● **Exercise brief**
Each line below must be set down exactly; omit any image you find.

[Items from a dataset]
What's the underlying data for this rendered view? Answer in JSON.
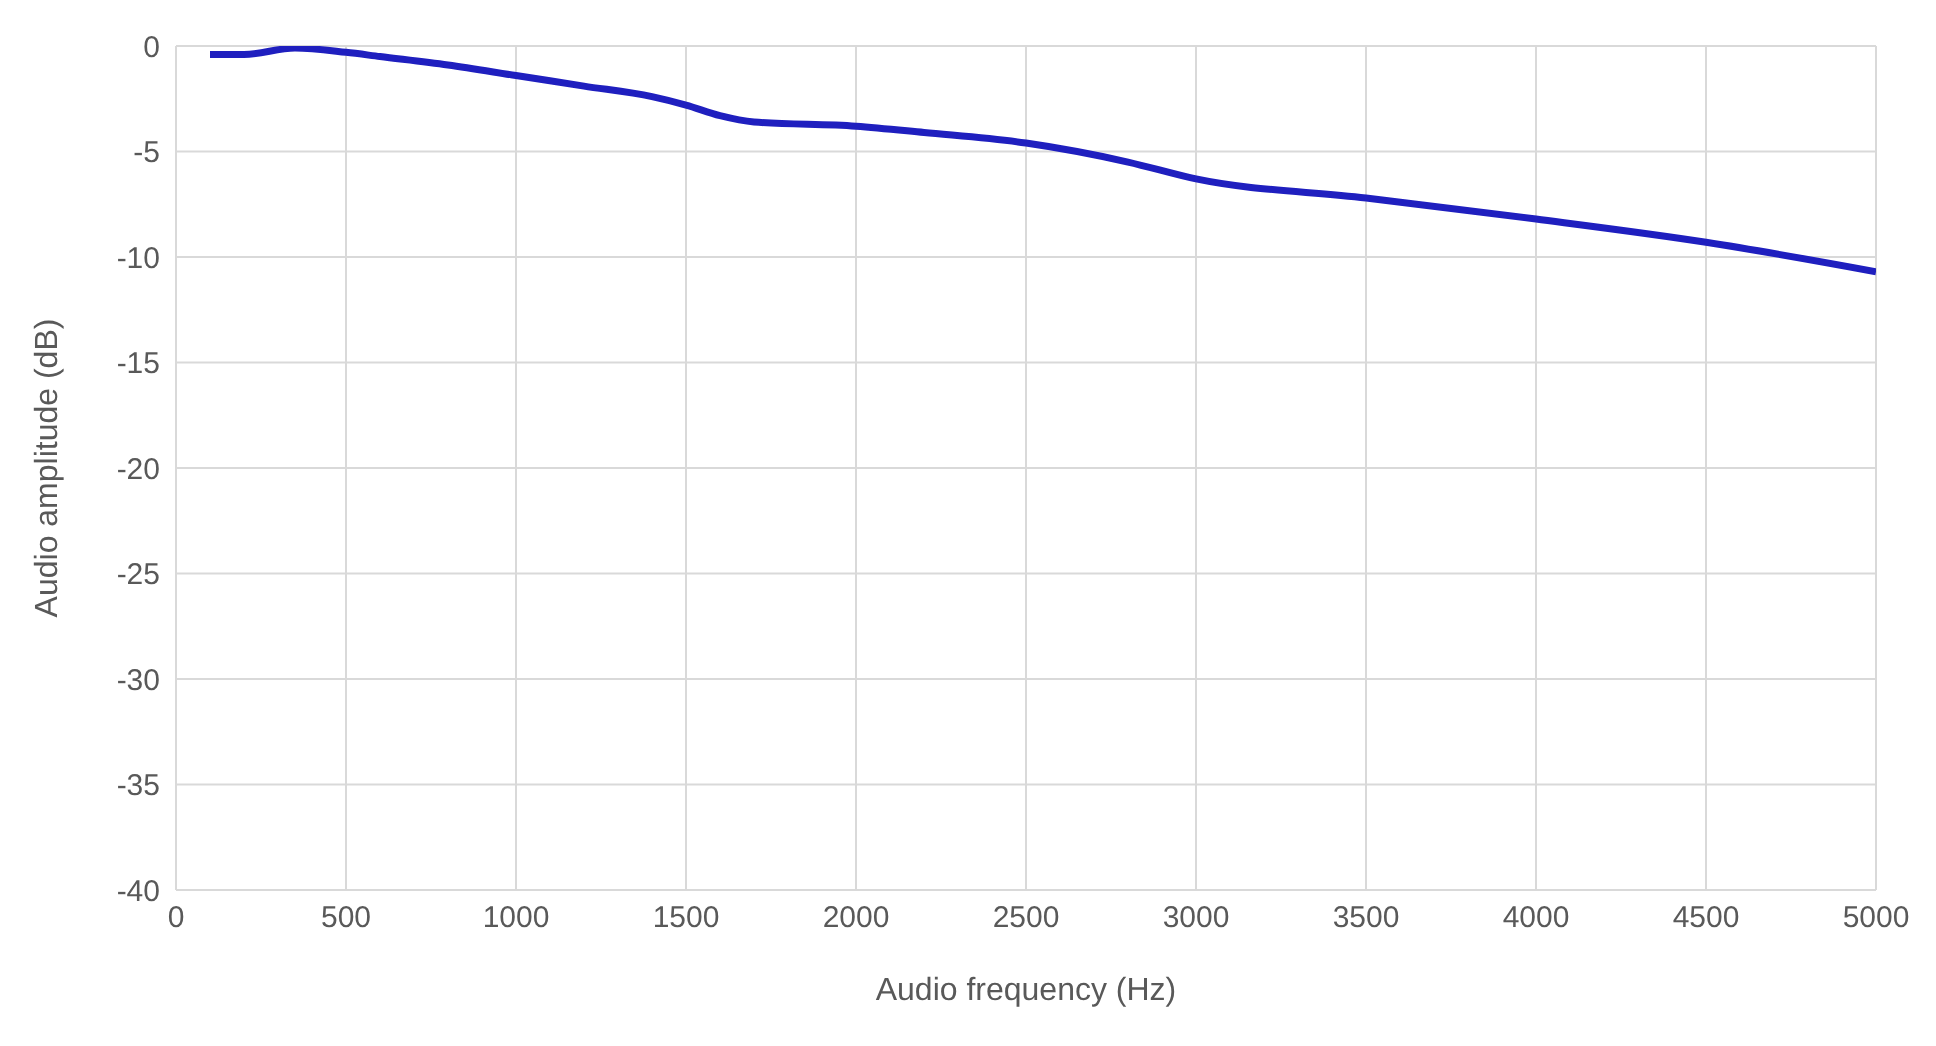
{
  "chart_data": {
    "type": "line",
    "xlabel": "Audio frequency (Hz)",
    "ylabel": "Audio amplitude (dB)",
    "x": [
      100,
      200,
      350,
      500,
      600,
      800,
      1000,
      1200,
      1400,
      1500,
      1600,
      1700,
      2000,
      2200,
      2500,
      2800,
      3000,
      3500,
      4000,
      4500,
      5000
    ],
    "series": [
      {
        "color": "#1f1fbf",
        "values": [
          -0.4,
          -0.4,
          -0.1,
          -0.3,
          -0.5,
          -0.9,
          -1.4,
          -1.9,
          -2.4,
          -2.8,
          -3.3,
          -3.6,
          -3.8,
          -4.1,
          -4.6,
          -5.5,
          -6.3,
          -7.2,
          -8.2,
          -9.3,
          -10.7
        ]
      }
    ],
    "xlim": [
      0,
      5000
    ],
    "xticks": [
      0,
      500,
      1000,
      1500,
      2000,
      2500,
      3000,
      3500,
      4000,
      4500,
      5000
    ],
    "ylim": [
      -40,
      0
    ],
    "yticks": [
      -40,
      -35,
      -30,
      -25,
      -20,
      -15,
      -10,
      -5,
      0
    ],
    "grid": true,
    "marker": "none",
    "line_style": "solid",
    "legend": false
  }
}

● **Task output**
What's the underlying data for this rendered view? Answer in JSON.
{
  "chart_data": {
    "type": "line",
    "xlabel": "Audio frequency (Hz)",
    "ylabel": "Audio amplitude (dB)",
    "x": [
      100,
      200,
      350,
      500,
      600,
      800,
      1000,
      1200,
      1400,
      1500,
      1600,
      1700,
      2000,
      2200,
      2500,
      2800,
      3000,
      3500,
      4000,
      4500,
      5000
    ],
    "series": [
      {
        "color": "#1f1fbf",
        "values": [
          -0.4,
          -0.4,
          -0.1,
          -0.3,
          -0.5,
          -0.9,
          -1.4,
          -1.9,
          -2.4,
          -2.8,
          -3.3,
          -3.6,
          -3.8,
          -4.1,
          -4.6,
          -5.5,
          -6.3,
          -7.2,
          -8.2,
          -9.3,
          -10.7
        ]
      }
    ],
    "xlim": [
      0,
      5000
    ],
    "xticks": [
      0,
      500,
      1000,
      1500,
      2000,
      2500,
      3000,
      3500,
      4000,
      4500,
      5000
    ],
    "ylim": [
      -40,
      0
    ],
    "yticks": [
      -40,
      -35,
      -30,
      -25,
      -20,
      -15,
      -10,
      -5,
      0
    ],
    "grid": true,
    "marker": "none",
    "line_style": "solid",
    "legend": false
  }
}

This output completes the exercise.